::: Records for the exercise :::
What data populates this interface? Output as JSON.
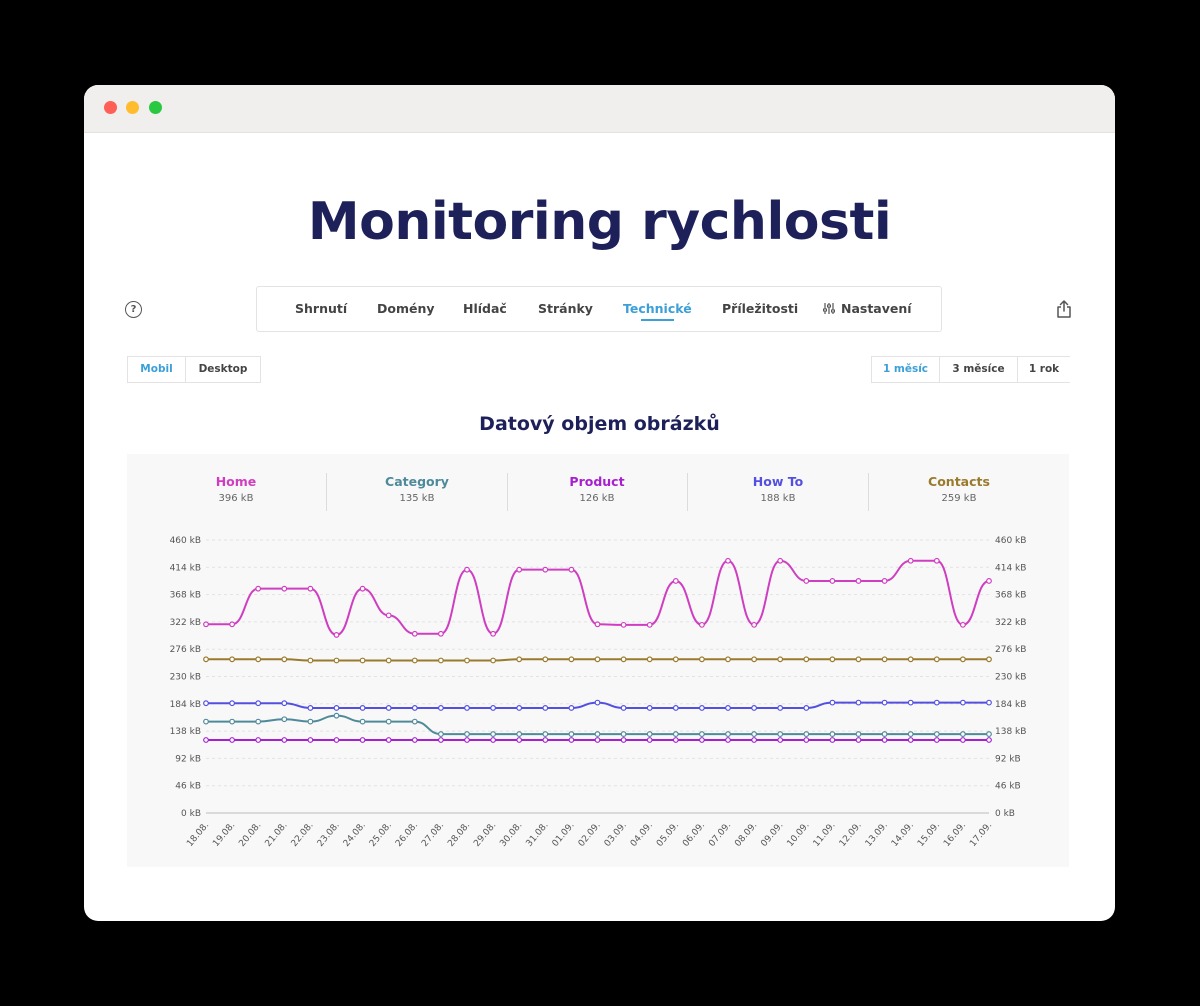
{
  "page": {
    "title": "Monitoring rychlosti"
  },
  "nav": {
    "items": [
      {
        "label": "Shrnutí"
      },
      {
        "label": "Domény"
      },
      {
        "label": "Hlídač"
      },
      {
        "label": "Stránky"
      },
      {
        "label": "Technické",
        "active": true
      },
      {
        "label": "Příležitosti"
      },
      {
        "label": "Nastavení",
        "icon": "sliders-icon"
      }
    ]
  },
  "device_toggle": {
    "options": [
      "Mobil",
      "Desktop"
    ],
    "selected": "Mobil"
  },
  "range_toggle": {
    "options": [
      "1 měsíc",
      "3 měsíce",
      "1 rok"
    ],
    "selected": "1 měsíc"
  },
  "chart_title": "Datový objem obrázků",
  "legend": [
    {
      "name": "Home",
      "value": "396 kB",
      "color": "#cf3ec1"
    },
    {
      "name": "Category",
      "value": "135 kB",
      "color": "#4f8a9a"
    },
    {
      "name": "Product",
      "value": "126 kB",
      "color": "#a71fcf"
    },
    {
      "name": "How To",
      "value": "188 kB",
      "color": "#5350e0"
    },
    {
      "name": "Contacts",
      "value": "259 kB",
      "color": "#9a7a2c"
    }
  ],
  "chart_data": {
    "type": "line",
    "categories": [
      "18.08.",
      "19.08.",
      "20.08.",
      "21.08.",
      "22.08.",
      "23.08.",
      "24.08.",
      "25.08.",
      "26.08.",
      "27.08.",
      "28.08.",
      "29.08.",
      "30.08.",
      "31.08.",
      "01.09.",
      "02.09.",
      "03.09.",
      "04.09.",
      "05.09.",
      "06.09.",
      "07.09.",
      "08.09.",
      "09.09.",
      "10.09.",
      "11.09.",
      "12.09.",
      "13.09.",
      "14.09.",
      "15.09.",
      "16.09.",
      "17.09."
    ],
    "y_ticks": [
      "0 kB",
      "46 kB",
      "92 kB",
      "138 kB",
      "184 kB",
      "230 kB",
      "276 kB",
      "322 kB",
      "368 kB",
      "414 kB",
      "460 kB"
    ],
    "ylim": [
      0,
      460
    ],
    "unit": "kB",
    "grid": true,
    "series": [
      {
        "name": "Home",
        "color": "#cf3ec1",
        "values": [
          318,
          318,
          378,
          378,
          378,
          300,
          378,
          333,
          302,
          302,
          410,
          302,
          410,
          410,
          410,
          318,
          317,
          317,
          391,
          317,
          425,
          317,
          425,
          391,
          391,
          391,
          391,
          425,
          425,
          317,
          391
        ]
      },
      {
        "name": "Contacts",
        "color": "#9a7a2c",
        "values": [
          259,
          259,
          259,
          259,
          257,
          257,
          257,
          257,
          257,
          257,
          257,
          257,
          259,
          259,
          259,
          259,
          259,
          259,
          259,
          259,
          259,
          259,
          259,
          259,
          259,
          259,
          259,
          259,
          259,
          259,
          259
        ]
      },
      {
        "name": "How To",
        "color": "#5350e0",
        "values": [
          185,
          185,
          185,
          185,
          177,
          177,
          177,
          177,
          177,
          177,
          177,
          177,
          177,
          177,
          177,
          186,
          177,
          177,
          177,
          177,
          177,
          177,
          177,
          177,
          186,
          186,
          186,
          186,
          186,
          186,
          186
        ]
      },
      {
        "name": "Category",
        "color": "#4f8a9a",
        "values": [
          154,
          154,
          154,
          158,
          154,
          164,
          154,
          154,
          154,
          133,
          133,
          133,
          133,
          133,
          133,
          133,
          133,
          133,
          133,
          133,
          133,
          133,
          133,
          133,
          133,
          133,
          133,
          133,
          133,
          133,
          133
        ]
      },
      {
        "name": "Product",
        "color": "#a71fcf",
        "values": [
          123,
          123,
          123,
          123,
          123,
          123,
          123,
          123,
          123,
          123,
          123,
          123,
          123,
          123,
          123,
          123,
          123,
          123,
          123,
          123,
          123,
          123,
          123,
          123,
          123,
          123,
          123,
          123,
          123,
          123,
          123
        ]
      }
    ]
  }
}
:::
What this task involves :: Copy all lines of the material above where the string "color" occurs.

Output below ::
      "color": "#cf3ec1"
      "color": "#4f8a9a"
      "color": "#a71fcf"
      "color": "#5350e0"
      "color": "#9a7a2c"
        "color": "#cf3ec1",
        "color": "#9a7a2c",
        "color": "#5350e0",
        "color": "#4f8a9a",
        "color": "#a71fcf",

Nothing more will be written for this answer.